- STATED PROBLEM
Print each line exactly as it is given.

Records excerpted from a collection
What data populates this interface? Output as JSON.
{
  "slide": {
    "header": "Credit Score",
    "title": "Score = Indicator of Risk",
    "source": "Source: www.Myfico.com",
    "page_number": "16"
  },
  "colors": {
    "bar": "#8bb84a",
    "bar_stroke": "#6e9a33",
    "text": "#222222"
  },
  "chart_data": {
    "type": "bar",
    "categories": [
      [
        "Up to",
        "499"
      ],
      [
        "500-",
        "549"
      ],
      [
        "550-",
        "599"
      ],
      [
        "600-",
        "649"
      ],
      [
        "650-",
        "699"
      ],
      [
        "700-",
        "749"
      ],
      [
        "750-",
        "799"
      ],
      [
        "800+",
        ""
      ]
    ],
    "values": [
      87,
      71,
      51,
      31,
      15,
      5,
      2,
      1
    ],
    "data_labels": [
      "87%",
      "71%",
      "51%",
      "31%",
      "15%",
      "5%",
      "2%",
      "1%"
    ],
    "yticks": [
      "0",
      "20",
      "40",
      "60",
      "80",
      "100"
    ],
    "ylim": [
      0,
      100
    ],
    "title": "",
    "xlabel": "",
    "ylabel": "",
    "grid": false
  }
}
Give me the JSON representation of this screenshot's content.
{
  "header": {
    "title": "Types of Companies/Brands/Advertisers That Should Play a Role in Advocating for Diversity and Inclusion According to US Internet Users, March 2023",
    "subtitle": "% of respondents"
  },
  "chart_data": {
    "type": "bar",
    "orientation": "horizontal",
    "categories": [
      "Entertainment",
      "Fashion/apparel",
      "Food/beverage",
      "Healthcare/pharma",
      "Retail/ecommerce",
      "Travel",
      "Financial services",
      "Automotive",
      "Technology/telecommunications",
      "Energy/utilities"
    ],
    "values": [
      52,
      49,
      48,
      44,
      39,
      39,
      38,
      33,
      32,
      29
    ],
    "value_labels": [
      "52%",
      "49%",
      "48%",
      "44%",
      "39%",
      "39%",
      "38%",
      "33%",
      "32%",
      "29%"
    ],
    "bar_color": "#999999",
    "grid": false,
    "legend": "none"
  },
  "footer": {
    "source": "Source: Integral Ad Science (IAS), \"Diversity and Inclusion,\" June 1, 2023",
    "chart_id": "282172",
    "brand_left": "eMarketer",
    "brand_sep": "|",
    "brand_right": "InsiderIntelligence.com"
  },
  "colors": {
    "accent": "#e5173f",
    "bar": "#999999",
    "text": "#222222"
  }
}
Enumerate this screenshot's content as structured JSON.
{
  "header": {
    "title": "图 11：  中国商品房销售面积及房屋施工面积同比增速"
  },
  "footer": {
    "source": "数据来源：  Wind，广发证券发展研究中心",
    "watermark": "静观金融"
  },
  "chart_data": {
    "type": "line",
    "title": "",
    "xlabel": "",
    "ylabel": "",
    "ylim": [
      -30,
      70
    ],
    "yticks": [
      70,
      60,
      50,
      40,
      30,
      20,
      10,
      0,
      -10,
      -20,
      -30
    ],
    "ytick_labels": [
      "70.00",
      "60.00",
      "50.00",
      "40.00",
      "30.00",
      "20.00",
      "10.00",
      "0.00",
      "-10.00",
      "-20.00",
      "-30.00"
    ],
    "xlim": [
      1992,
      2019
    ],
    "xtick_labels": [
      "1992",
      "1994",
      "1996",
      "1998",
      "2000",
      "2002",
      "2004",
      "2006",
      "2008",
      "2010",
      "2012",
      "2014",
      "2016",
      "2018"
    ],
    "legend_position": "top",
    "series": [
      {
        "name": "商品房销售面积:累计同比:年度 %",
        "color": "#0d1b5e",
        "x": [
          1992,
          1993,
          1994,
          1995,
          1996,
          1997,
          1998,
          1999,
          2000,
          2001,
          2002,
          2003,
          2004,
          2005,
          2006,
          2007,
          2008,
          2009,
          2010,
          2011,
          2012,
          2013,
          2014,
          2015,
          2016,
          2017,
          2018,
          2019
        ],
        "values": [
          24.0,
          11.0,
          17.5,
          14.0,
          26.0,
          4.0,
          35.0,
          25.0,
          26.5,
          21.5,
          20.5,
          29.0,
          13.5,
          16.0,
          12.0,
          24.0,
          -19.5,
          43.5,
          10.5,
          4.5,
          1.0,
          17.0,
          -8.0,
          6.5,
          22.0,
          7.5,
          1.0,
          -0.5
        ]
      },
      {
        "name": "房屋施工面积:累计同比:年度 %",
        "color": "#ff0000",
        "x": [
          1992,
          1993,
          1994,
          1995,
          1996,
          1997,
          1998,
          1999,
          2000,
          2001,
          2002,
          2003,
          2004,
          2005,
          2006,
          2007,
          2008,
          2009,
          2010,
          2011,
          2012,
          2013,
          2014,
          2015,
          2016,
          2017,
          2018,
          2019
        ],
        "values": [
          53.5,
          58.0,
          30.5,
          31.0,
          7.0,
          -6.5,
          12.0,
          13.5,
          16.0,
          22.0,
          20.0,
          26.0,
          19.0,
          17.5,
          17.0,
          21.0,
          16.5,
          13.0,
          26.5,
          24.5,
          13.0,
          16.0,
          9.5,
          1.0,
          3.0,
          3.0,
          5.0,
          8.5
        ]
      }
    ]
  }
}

- PROBLEM SOLUTION
What data populates this interface? Output as JSON.
{
  "slide": {
    "header": "Credit Score",
    "title": "Score = Indicator of Risk",
    "source": "Source: www.Myfico.com",
    "page_number": "16"
  },
  "colors": {
    "bar": "#8bb84a",
    "bar_stroke": "#6e9a33",
    "text": "#222222"
  },
  "chart_data": {
    "type": "bar",
    "categories": [
      [
        "Up to",
        "499"
      ],
      [
        "500-",
        "549"
      ],
      [
        "550-",
        "599"
      ],
      [
        "600-",
        "649"
      ],
      [
        "650-",
        "699"
      ],
      [
        "700-",
        "749"
      ],
      [
        "750-",
        "799"
      ],
      [
        "800+",
        ""
      ]
    ],
    "values": [
      87,
      71,
      51,
      31,
      15,
      5,
      2,
      1
    ],
    "data_labels": [
      "87%",
      "71%",
      "51%",
      "31%",
      "15%",
      "5%",
      "2%",
      "1%"
    ],
    "yticks": [
      "0",
      "20",
      "40",
      "60",
      "80",
      "100"
    ],
    "ylim": [
      0,
      100
    ],
    "title": "",
    "xlabel": "",
    "ylabel": "",
    "grid": false
  }
}
Give me the JSON representation of this screenshot's content.
{
  "header": {
    "title": "Types of Companies/Brands/Advertisers That Should Play a Role in Advocating for Diversity and Inclusion According to US Internet Users, March 2023",
    "subtitle": "% of respondents"
  },
  "chart_data": {
    "type": "bar",
    "orientation": "horizontal",
    "categories": [
      "Entertainment",
      "Fashion/apparel",
      "Food/beverage",
      "Healthcare/pharma",
      "Retail/ecommerce",
      "Travel",
      "Financial services",
      "Automotive",
      "Technology/telecommunications",
      "Energy/utilities"
    ],
    "values": [
      52,
      49,
      48,
      44,
      39,
      39,
      38,
      33,
      32,
      29
    ],
    "value_labels": [
      "52%",
      "49%",
      "48%",
      "44%",
      "39%",
      "39%",
      "38%",
      "33%",
      "32%",
      "29%"
    ],
    "bar_color": "#999999",
    "grid": false,
    "legend": "none"
  },
  "footer": {
    "source": "Source: Integral Ad Science (IAS), \"Diversity and Inclusion,\" June 1, 2023",
    "chart_id": "282172",
    "brand_left": "eMarketer",
    "brand_sep": "|",
    "brand_right": "InsiderIntelligence.com"
  },
  "colors": {
    "accent": "#e5173f",
    "bar": "#999999",
    "text": "#222222"
  }
}
Enumerate this screenshot's content as structured JSON.
{
  "header": {
    "title": "图 11：  中国商品房销售面积及房屋施工面积同比增速"
  },
  "footer": {
    "source": "数据来源：  Wind，广发证券发展研究中心",
    "watermark": "静观金融"
  },
  "chart_data": {
    "type": "line",
    "title": "",
    "xlabel": "",
    "ylabel": "",
    "ylim": [
      -30,
      70
    ],
    "yticks": [
      70,
      60,
      50,
      40,
      30,
      20,
      10,
      0,
      -10,
      -20,
      -30
    ],
    "ytick_labels": [
      "70.00",
      "60.00",
      "50.00",
      "40.00",
      "30.00",
      "20.00",
      "10.00",
      "0.00",
      "-10.00",
      "-20.00",
      "-30.00"
    ],
    "xlim": [
      1992,
      2019
    ],
    "xtick_labels": [
      "1992",
      "1994",
      "1996",
      "1998",
      "2000",
      "2002",
      "2004",
      "2006",
      "2008",
      "2010",
      "2012",
      "2014",
      "2016",
      "2018"
    ],
    "legend_position": "top",
    "series": [
      {
        "name": "商品房销售面积:累计同比:年度 %",
        "color": "#0d1b5e",
        "x": [
          1992,
          1993,
          1994,
          1995,
          1996,
          1997,
          1998,
          1999,
          2000,
          2001,
          2002,
          2003,
          2004,
          2005,
          2006,
          2007,
          2008,
          2009,
          2010,
          2011,
          2012,
          2013,
          2014,
          2015,
          2016,
          2017,
          2018,
          2019
        ],
        "values": [
          24.0,
          11.0,
          17.5,
          14.0,
          26.0,
          4.0,
          35.0,
          25.0,
          26.5,
          21.5,
          20.5,
          29.0,
          13.5,
          16.0,
          12.0,
          24.0,
          -19.5,
          43.5,
          10.5,
          4.5,
          1.0,
          17.0,
          -8.0,
          6.5,
          22.0,
          7.5,
          1.0,
          -0.5
        ]
      },
      {
        "name": "房屋施工面积:累计同比:年度 %",
        "color": "#ff0000",
        "x": [
          1992,
          1993,
          1994,
          1995,
          1996,
          1997,
          1998,
          1999,
          2000,
          2001,
          2002,
          2003,
          2004,
          2005,
          2006,
          2007,
          2008,
          2009,
          2010,
          2011,
          2012,
          2013,
          2014,
          2015,
          2016,
          2017,
          2018,
          2019
        ],
        "values": [
          53.5,
          58.0,
          30.5,
          31.0,
          7.0,
          -6.5,
          12.0,
          13.5,
          16.0,
          22.0,
          20.0,
          26.0,
          19.0,
          17.5,
          17.0,
          21.0,
          16.5,
          13.0,
          26.5,
          24.5,
          13.0,
          16.0,
          9.5,
          1.0,
          3.0,
          3.0,
          5.0,
          8.5
        ]
      }
    ]
  }
}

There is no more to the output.